ASSIGNED TASK
Examine each line in the records below for the word "Protein". Report how many lines contain it, and nothing else.

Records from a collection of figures
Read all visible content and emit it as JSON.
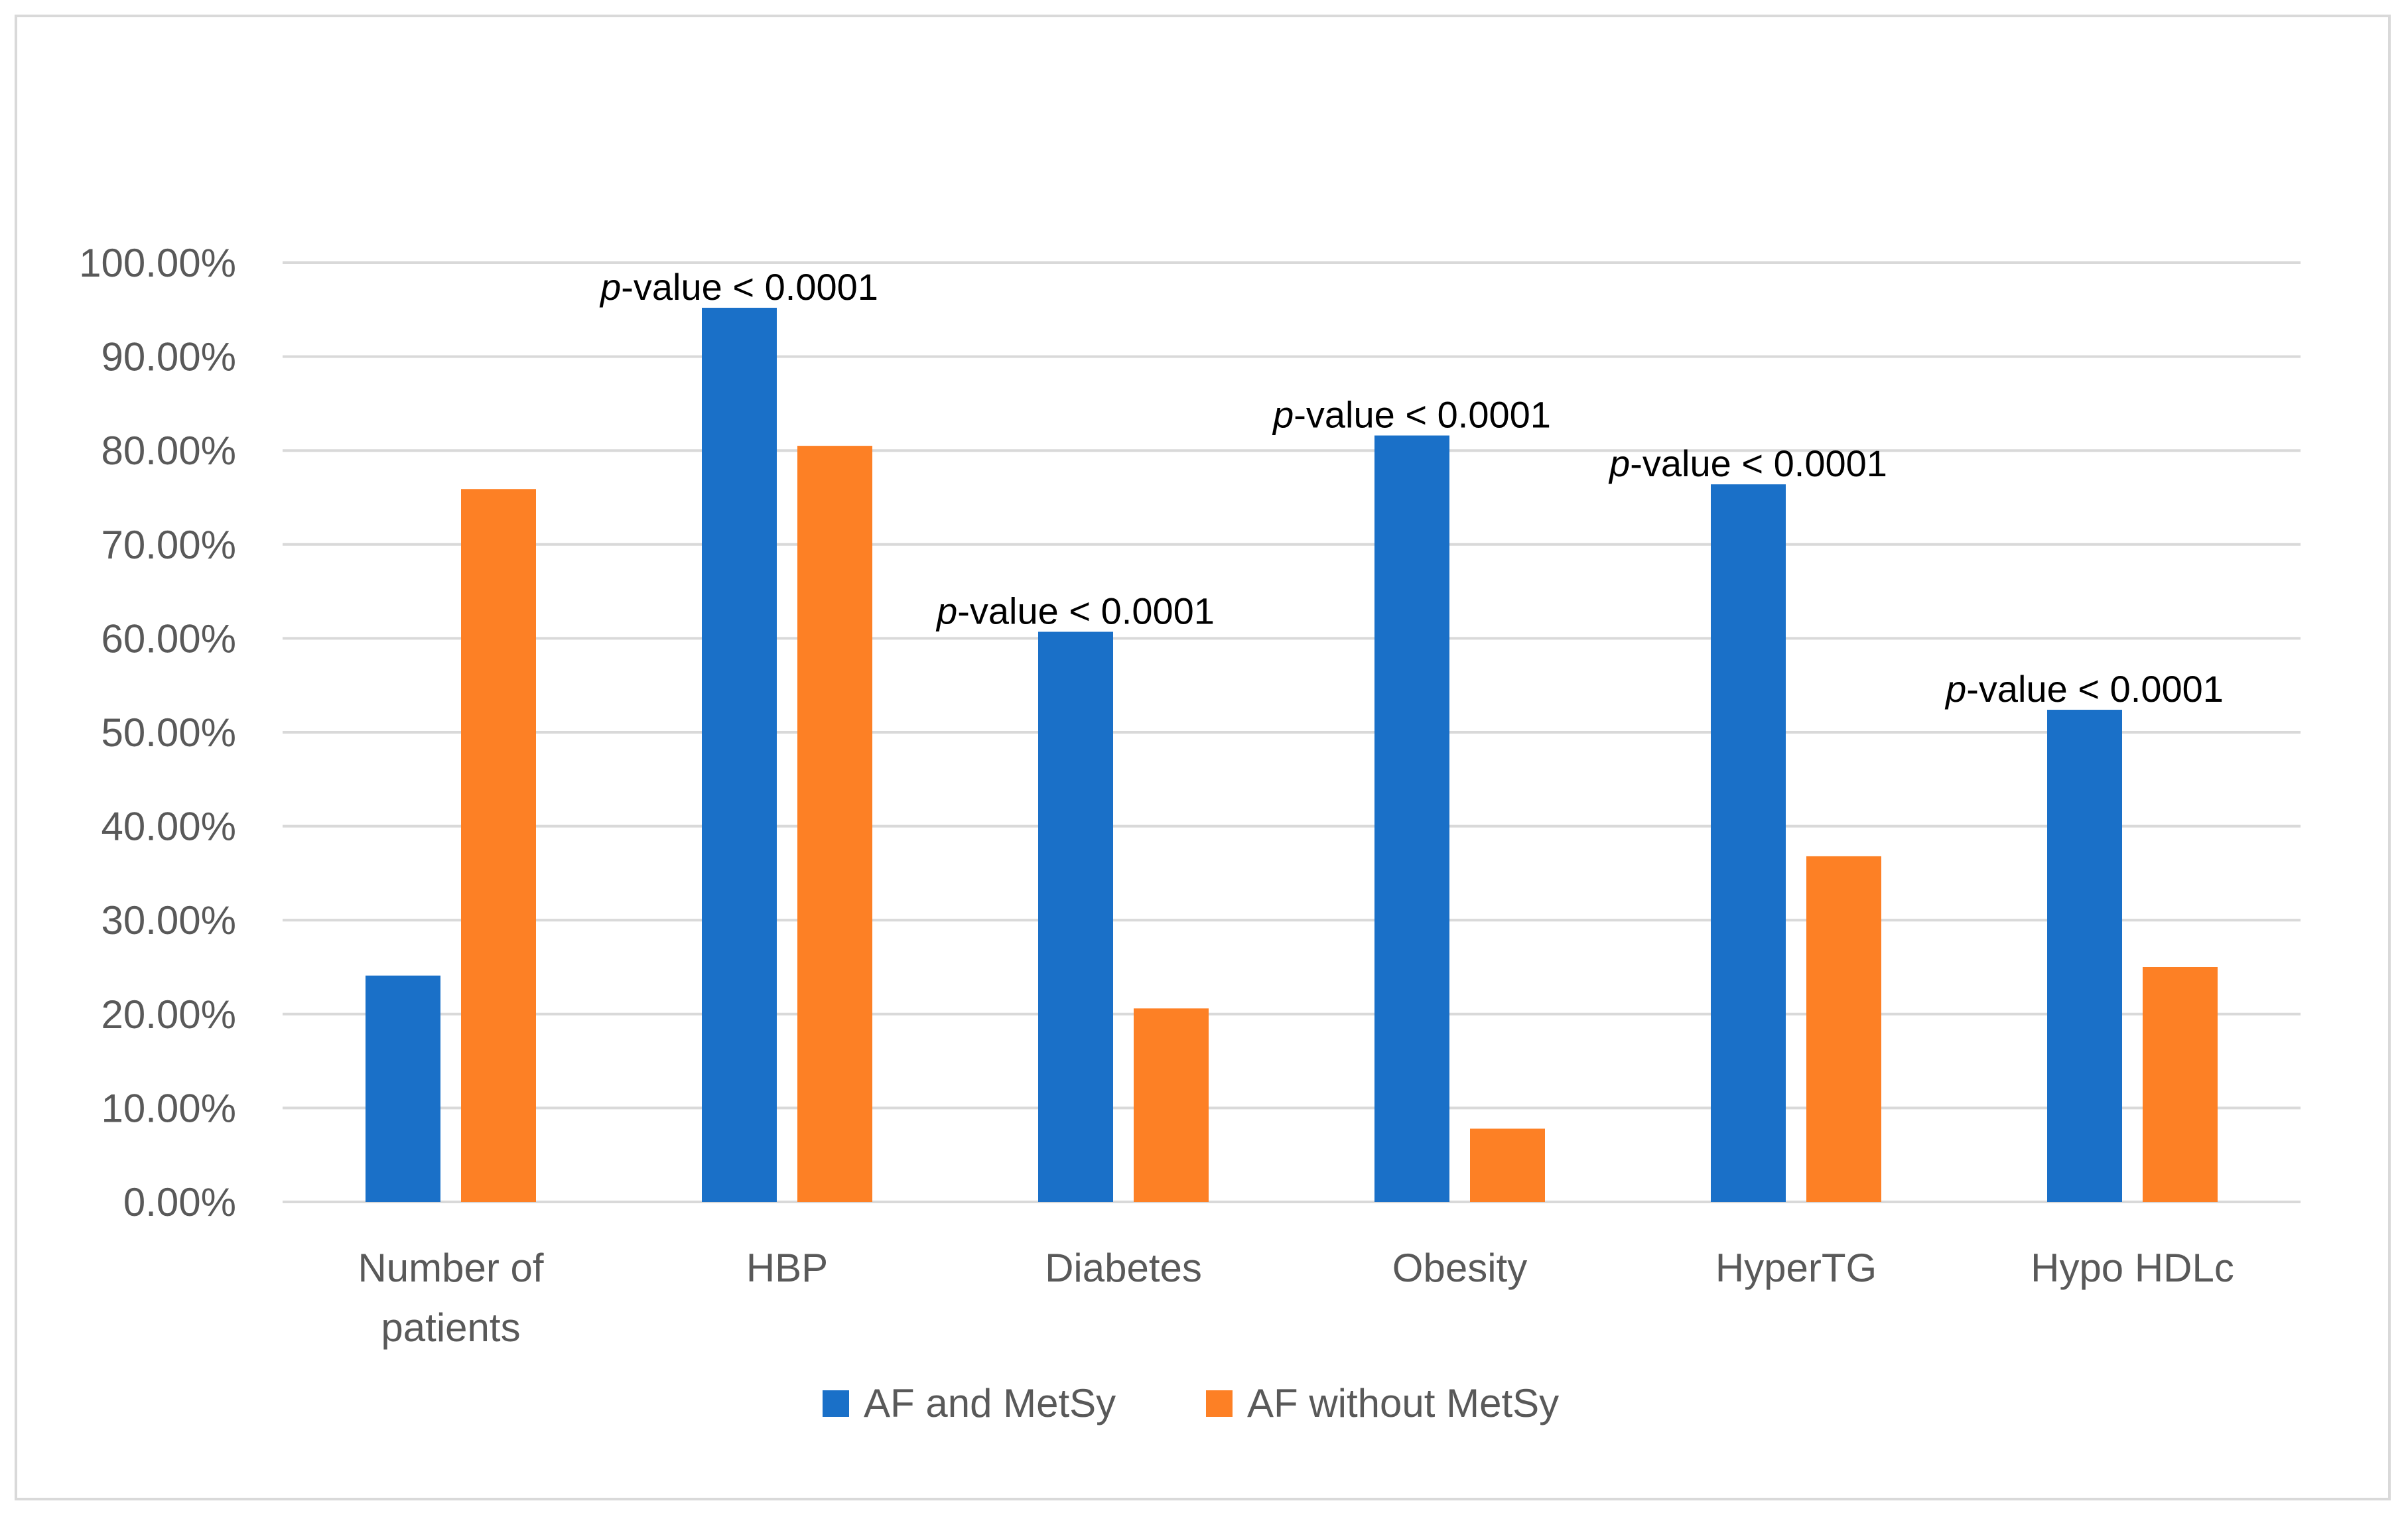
{
  "chart_data": {
    "type": "bar",
    "title": "",
    "xlabel": "",
    "ylabel": "",
    "ylim": [
      0,
      100
    ],
    "ytick_step": 10,
    "ytick_labels": [
      "0.00%",
      "10.00%",
      "20.00%",
      "30.00%",
      "40.00%",
      "50.00%",
      "60.00%",
      "70.00%",
      "80.00%",
      "90.00%",
      "100.00%"
    ],
    "grid": true,
    "legend_position": "bottom",
    "categories": [
      [
        "Number of",
        "patients"
      ],
      [
        "HBP"
      ],
      [
        "Diabetes"
      ],
      [
        "Obesity"
      ],
      [
        "HyperTG"
      ],
      [
        "Hypo HDLc"
      ]
    ],
    "series": [
      {
        "name": "AF and MetSy",
        "color": "#1a70c8",
        "values": [
          24.1,
          95.2,
          60.7,
          81.6,
          76.4,
          52.4
        ]
      },
      {
        "name": "AF without MetSy",
        "color": "#fd8025",
        "values": [
          75.9,
          80.5,
          20.6,
          7.8,
          36.8,
          25.0
        ]
      }
    ],
    "annotations": [
      {
        "category_index": 1,
        "italic": "p",
        "text": "-value < 0.0001"
      },
      {
        "category_index": 2,
        "italic": "p",
        "text": "-value < 0.0001"
      },
      {
        "category_index": 3,
        "italic": "p",
        "text": "-value < 0.0001"
      },
      {
        "category_index": 4,
        "italic": "p",
        "text": "-value < 0.0001"
      },
      {
        "category_index": 5,
        "italic": "p",
        "text": "-value < 0.0001"
      }
    ],
    "gridline_color": "#d9d9d9",
    "axis_text_color": "#595959"
  }
}
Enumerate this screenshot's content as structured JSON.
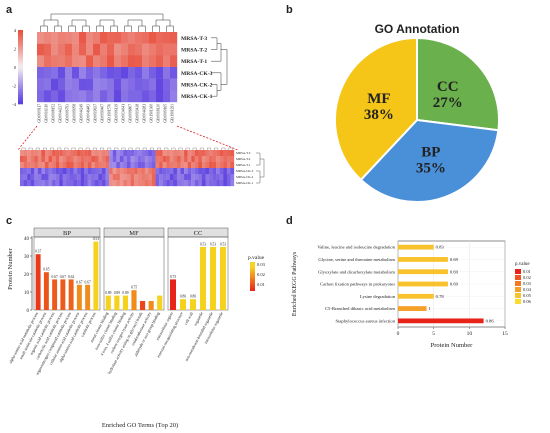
{
  "panels": {
    "a": "a",
    "b": "b",
    "c": "c",
    "d": "d"
  },
  "heatmap_a": {
    "rows": [
      "MRSA-T-3",
      "MRSA-T-2",
      "MRSA-T-1",
      "MRSA-CK-3",
      "MRSA-CK-2",
      "MRSA-CK-1"
    ],
    "columns": [
      "GO:0009117",
      "GO:0016310",
      "GO:0008152",
      "GO:0044237",
      "GO:0006793",
      "GO:0009058",
      "GO:0044249",
      "GO:0046483",
      "GO:0019637",
      "GO:0090407",
      "GO:1901576",
      "GO:0006139",
      "GO:0034641",
      "GO:0006807",
      "GO:0019438",
      "GO:0044281",
      "GO:1901360",
      "GO:0018130",
      "GO:0009165",
      "GO:1901293"
    ],
    "legend_ticks": [
      "4",
      "2",
      "0",
      "-2",
      "-4"
    ],
    "colors": {
      "high": "#e8503e",
      "mid": "#f5eef2",
      "low": "#5a3ee0"
    }
  },
  "heatmap_zoom": {
    "rows": [
      "MRSA-T-3",
      "MRSA-T-2",
      "MRSA-T-1",
      "MRSA-CK-3",
      "MRSA-CK-2",
      "MRSA-CK-1"
    ]
  },
  "chart_data": [
    {
      "type": "pie",
      "title": "GO Annotation",
      "slices": [
        {
          "label": "CC",
          "value": 27,
          "text": "27%",
          "color": "#6ab04c"
        },
        {
          "label": "BP",
          "value": 35,
          "text": "35%",
          "color": "#4a90d9"
        },
        {
          "label": "MF",
          "value": 38,
          "text": "38%",
          "color": "#f5c518"
        }
      ]
    },
    {
      "type": "bar",
      "xlabel": "Enriched GO Terms (Top 20)",
      "ylabel": "Protein Number",
      "ylim": [
        0,
        40
      ],
      "yticks": [
        "0",
        "10",
        "20",
        "30",
        "40"
      ],
      "legend_title": "p.value",
      "legend_ticks": [
        "0.03",
        "0.02",
        "0.01"
      ],
      "facets": [
        {
          "name": "BP",
          "categories": [
            "alpha-amino acid metabolic process",
            "small molecule catabolic process",
            "organic acid catabolic process",
            "carboxylic acid catabolic process",
            "organonitrogen compound catabolic process",
            "cellular amino acid catabolic process",
            "alpha-amino acid catabolic process",
            "catabolic process"
          ],
          "values": [
            31,
            21,
            17,
            17,
            17,
            14,
            14,
            38
          ],
          "labels": [
            "0.37",
            "0.65",
            "0.67",
            "0.67",
            "0.62",
            "0.67",
            "0.67",
            "0.53"
          ],
          "pvalues": [
            0.008,
            0.012,
            0.013,
            0.013,
            0.014,
            0.02,
            0.02,
            0.03
          ]
        },
        {
          "name": "MF",
          "categories": [
            "metal cluster binding",
            "iron-sulfur cluster binding",
            "4 iron, 4 sulfur cluster binding",
            "carbon-oxygen lyase activity",
            "hydrolase activity acting on glycosyl bonds",
            "oxidoreductase activity",
            "aldehyde or oxo group binding"
          ],
          "values": [
            8,
            8,
            8,
            11,
            5,
            5,
            8
          ],
          "labels": [
            "0.89",
            "0.89",
            "0.89",
            "0.75",
            "",
            "",
            ""
          ],
          "pvalues": [
            0.03,
            0.03,
            0.03,
            0.02,
            0.01,
            0.02,
            0.03
          ]
        },
        {
          "name": "CC",
          "categories": [
            "extracellular region",
            "external encapsulating structure",
            "cell wall",
            "organelle",
            "non-membrane-bounded organelle",
            "intracellular organelle"
          ],
          "values": [
            17,
            6,
            6,
            35,
            35,
            35
          ],
          "labels": [
            "0.75",
            "0.86",
            "0.86",
            "0.53",
            "0.53",
            "0.53"
          ],
          "pvalues": [
            0.005,
            0.03,
            0.03,
            0.03,
            0.03,
            0.03
          ]
        }
      ]
    },
    {
      "type": "bar",
      "orientation": "horizontal",
      "xlabel": "Protein Number",
      "ylabel": "Enriched KEGG Pathways",
      "xlim": [
        0,
        15
      ],
      "xticks": [
        "0",
        "5",
        "10",
        "15"
      ],
      "legend_title": "p.value",
      "legend_ticks": [
        "0.01",
        "0.02",
        "0.03",
        "0.04",
        "0.05",
        "0.06"
      ],
      "legend_colors": [
        "#e8231a",
        "#ee5520",
        "#f27a24",
        "#f5a028",
        "#f7c22c",
        "#f8dc30"
      ],
      "categories": [
        "Valine, leucine and isoleucine degradation",
        "Glycine, serine and threonine metabolism",
        "Glyoxylate and dicarboxylate metabolism",
        "Carbon fixation pathways in prokaryotes",
        "Lysine degradation",
        "C5-Branched dibasic acid metabolism",
        "Staphylococcus aureus infection"
      ],
      "values": [
        5,
        7,
        7,
        7,
        5,
        4,
        12
      ],
      "labels": [
        "0.83",
        "0.69",
        "0.69",
        "0.69",
        "0.78",
        "1",
        "0.86"
      ],
      "pvalues": [
        0.05,
        0.05,
        0.05,
        0.05,
        0.05,
        0.04,
        0.01
      ]
    }
  ]
}
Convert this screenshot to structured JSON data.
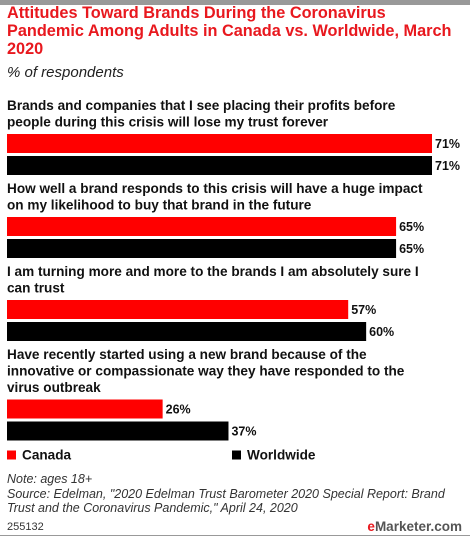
{
  "title": "Attitudes Toward Brands During the Coronavirus Pandemic Among Adults in Canada vs. Worldwide, March 2020",
  "subtitle": "% of respondents",
  "colors": {
    "accent": "#e8181e",
    "canada": "#ff0000",
    "worldwide": "#000000"
  },
  "chart_data": {
    "type": "bar",
    "orientation": "horizontal",
    "categories": [
      "Brands and companies that I see placing their profits before people during this crisis will lose my trust forever",
      "How well a brand responds to this crisis will have a huge impact on my likelihood to buy that brand in the future",
      "I am turning more and more to the brands I am absolutely sure I can trust",
      "Have recently started using a new brand because of the innovative or compassionate way they have responded to the virus outbreak"
    ],
    "series": [
      {
        "name": "Canada",
        "color": "#ff0000",
        "values": [
          71,
          65,
          57,
          26
        ],
        "labels": [
          "71%",
          "65%",
          "57%",
          "26%"
        ]
      },
      {
        "name": "Worldwide",
        "color": "#000000",
        "values": [
          71,
          65,
          60,
          37
        ],
        "labels": [
          "71%",
          "65%",
          "60%",
          "37%"
        ]
      }
    ],
    "value_max": 71,
    "legend": {
      "position": "bottom",
      "items": [
        "Canada",
        "Worldwide"
      ]
    },
    "grid": false
  },
  "footer": {
    "note": "Note: ages 18+",
    "source": "Source: Edelman, \"2020 Edelman Trust Barometer 2020 Special Report: Brand Trust and the Coronavirus Pandemic,\" April 24, 2020",
    "id": "255132",
    "brand_prefix": "e",
    "brand_name": "Marketer",
    "brand_suffix": ".com"
  }
}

ANSWER BOX
2